● **WHAT TO DO**:
Output the data below in full, byte for byte. Nothing may differ.

Stored items from a collection:
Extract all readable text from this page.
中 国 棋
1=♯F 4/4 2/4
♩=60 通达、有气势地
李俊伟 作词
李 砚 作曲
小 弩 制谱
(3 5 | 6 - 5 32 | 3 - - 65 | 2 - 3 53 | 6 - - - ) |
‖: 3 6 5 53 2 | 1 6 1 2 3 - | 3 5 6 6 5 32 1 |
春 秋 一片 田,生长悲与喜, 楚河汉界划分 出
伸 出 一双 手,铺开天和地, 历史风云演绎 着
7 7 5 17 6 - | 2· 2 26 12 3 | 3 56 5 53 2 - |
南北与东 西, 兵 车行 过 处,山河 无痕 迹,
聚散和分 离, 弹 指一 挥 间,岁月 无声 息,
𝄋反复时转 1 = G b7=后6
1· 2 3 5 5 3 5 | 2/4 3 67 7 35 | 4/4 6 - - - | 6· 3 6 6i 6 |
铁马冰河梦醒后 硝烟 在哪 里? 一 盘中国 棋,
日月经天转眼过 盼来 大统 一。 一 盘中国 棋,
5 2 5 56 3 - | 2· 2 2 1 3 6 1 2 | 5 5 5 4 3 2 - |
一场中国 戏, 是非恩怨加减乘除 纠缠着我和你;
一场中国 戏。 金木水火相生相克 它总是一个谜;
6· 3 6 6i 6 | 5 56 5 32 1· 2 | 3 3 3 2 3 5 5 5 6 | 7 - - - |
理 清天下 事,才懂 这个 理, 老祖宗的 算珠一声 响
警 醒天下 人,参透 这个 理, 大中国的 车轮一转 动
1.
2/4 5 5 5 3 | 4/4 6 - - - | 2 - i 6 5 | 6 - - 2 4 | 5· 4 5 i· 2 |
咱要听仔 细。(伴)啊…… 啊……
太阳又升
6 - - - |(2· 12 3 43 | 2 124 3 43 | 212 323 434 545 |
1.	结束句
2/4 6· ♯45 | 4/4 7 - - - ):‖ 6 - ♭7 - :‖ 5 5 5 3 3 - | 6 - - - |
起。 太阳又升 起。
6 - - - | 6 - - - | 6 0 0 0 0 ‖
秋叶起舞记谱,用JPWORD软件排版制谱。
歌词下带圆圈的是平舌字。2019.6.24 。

● **REPLY**:
Extract all readable text from this page.
中 国 棋
1=♯F 4/4 2/4
♩=60 通达、有气势地
李俊伟 作词
李 砚 作曲
小 弩 制谱
(3 5 | 6 - 5 32 | 3 - - 65 | 2 - 3 53 | 6 - - - ) |
‖: 3 6 5 53 2 | 1 6 1 2 3 - | 3 5 6 6 5 32 1 |
春 秋 一片 田,生长悲与喜, 楚河汉界划分 出
伸 出 一双 手,铺开天和地, 历史风云演绎 着
7 7 5 17 6 - | 2· 2 26 12 3 | 3 56 5 53 2 - |
南北与东 西, 兵 车行 过 处,山河 无痕 迹,
聚散和分 离, 弹 指一 挥 间,岁月 无声 息,
𝄋反复时转 1 = G b7=后6
1· 2 3 5 5 3 5 | 2/4 3 67 7 35 | 4/4 6 - - - | 6· 3 6 6i 6 |
铁马冰河梦醒后 硝烟 在哪 里? 一 盘中国 棋,
日月经天转眼过 盼来 大统 一。 一 盘中国 棋,
5 2 5 56 3 - | 2· 2 2 1 3 6 1 2 | 5 5 5 4 3 2 - |
一场中国 戏, 是非恩怨加减乘除 纠缠着我和你;
一场中国 戏。 金木水火相生相克 它总是一个谜;
6· 3 6 6i 6 | 5 56 5 32 1· 2 | 3 3 3 2 3 5 5 5 6 | 7 - - - |
理 清天下 事,才懂 这个 理, 老祖宗的 算珠一声 响
警 醒天下 人,参透 这个 理, 大中国的 车轮一转 动
1.
2/4 5 5 5 3 | 4/4 6 - - - | 2 - i 6 5 | 6 - - 2 4 | 5· 4 5 i· 2 |
咱要听仔 细。(伴)啊…… 啊……
太阳又升
6 - - - |(2· 12 3 43 | 2 124 3 43 | 212 323 434 545 |
1.	结束句
2/4 6· ♯45 | 4/4 7 - - - ):‖ 6 - ♭7 - :‖ 5 5 5 3 3 - | 6 - - - |
起。 太阳又升 起。
6 - - - | 6 - - - | 6 0 0 0 0 ‖
秋叶起舞记谱,用JPWORD软件排版制谱。
歌词下带圆圈的是平舌字。2019.6.24 。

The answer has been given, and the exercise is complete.